Stored entries:
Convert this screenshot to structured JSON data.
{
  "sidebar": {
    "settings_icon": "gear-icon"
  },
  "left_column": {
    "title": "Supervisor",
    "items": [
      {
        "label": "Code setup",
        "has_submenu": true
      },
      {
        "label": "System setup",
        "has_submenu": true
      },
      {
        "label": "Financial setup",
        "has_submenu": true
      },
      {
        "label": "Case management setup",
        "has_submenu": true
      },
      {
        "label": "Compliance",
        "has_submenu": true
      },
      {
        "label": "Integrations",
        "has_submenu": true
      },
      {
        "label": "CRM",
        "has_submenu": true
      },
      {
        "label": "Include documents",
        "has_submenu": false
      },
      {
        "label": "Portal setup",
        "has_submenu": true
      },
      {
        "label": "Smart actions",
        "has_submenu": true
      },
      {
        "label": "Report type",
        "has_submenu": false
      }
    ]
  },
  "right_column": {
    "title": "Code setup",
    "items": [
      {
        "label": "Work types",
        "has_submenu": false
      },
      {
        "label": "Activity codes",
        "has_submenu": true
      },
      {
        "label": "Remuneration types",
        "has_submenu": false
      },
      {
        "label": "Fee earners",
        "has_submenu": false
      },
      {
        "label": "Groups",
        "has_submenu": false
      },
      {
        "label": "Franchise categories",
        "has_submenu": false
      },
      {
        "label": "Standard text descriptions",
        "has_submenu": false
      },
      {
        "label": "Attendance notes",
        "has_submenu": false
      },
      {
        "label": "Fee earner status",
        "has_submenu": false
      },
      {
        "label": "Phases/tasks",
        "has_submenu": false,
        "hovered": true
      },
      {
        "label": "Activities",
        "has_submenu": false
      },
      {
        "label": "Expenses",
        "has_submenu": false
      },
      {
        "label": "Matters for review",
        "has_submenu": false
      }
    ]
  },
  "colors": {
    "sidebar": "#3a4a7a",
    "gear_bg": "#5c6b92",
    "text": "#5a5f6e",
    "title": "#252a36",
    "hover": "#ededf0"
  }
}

**AIM OF THE TASK:**
Every line of the records above needs to be given again exactly.

**WORKED ANSWER:**
Convert this screenshot to structured JSON data.
{
  "sidebar": {
    "settings_icon": "gear-icon"
  },
  "left_column": {
    "title": "Supervisor",
    "items": [
      {
        "label": "Code setup",
        "has_submenu": true
      },
      {
        "label": "System setup",
        "has_submenu": true
      },
      {
        "label": "Financial setup",
        "has_submenu": true
      },
      {
        "label": "Case management setup",
        "has_submenu": true
      },
      {
        "label": "Compliance",
        "has_submenu": true
      },
      {
        "label": "Integrations",
        "has_submenu": true
      },
      {
        "label": "CRM",
        "has_submenu": true
      },
      {
        "label": "Include documents",
        "has_submenu": false
      },
      {
        "label": "Portal setup",
        "has_submenu": true
      },
      {
        "label": "Smart actions",
        "has_submenu": true
      },
      {
        "label": "Report type",
        "has_submenu": false
      }
    ]
  },
  "right_column": {
    "title": "Code setup",
    "items": [
      {
        "label": "Work types",
        "has_submenu": false
      },
      {
        "label": "Activity codes",
        "has_submenu": true
      },
      {
        "label": "Remuneration types",
        "has_submenu": false
      },
      {
        "label": "Fee earners",
        "has_submenu": false
      },
      {
        "label": "Groups",
        "has_submenu": false
      },
      {
        "label": "Franchise categories",
        "has_submenu": false
      },
      {
        "label": "Standard text descriptions",
        "has_submenu": false
      },
      {
        "label": "Attendance notes",
        "has_submenu": false
      },
      {
        "label": "Fee earner status",
        "has_submenu": false
      },
      {
        "label": "Phases/tasks",
        "has_submenu": false,
        "hovered": true
      },
      {
        "label": "Activities",
        "has_submenu": false
      },
      {
        "label": "Expenses",
        "has_submenu": false
      },
      {
        "label": "Matters for review",
        "has_submenu": false
      }
    ]
  },
  "colors": {
    "sidebar": "#3a4a7a",
    "gear_bg": "#5c6b92",
    "text": "#5a5f6e",
    "title": "#252a36",
    "hover": "#ededf0"
  }
}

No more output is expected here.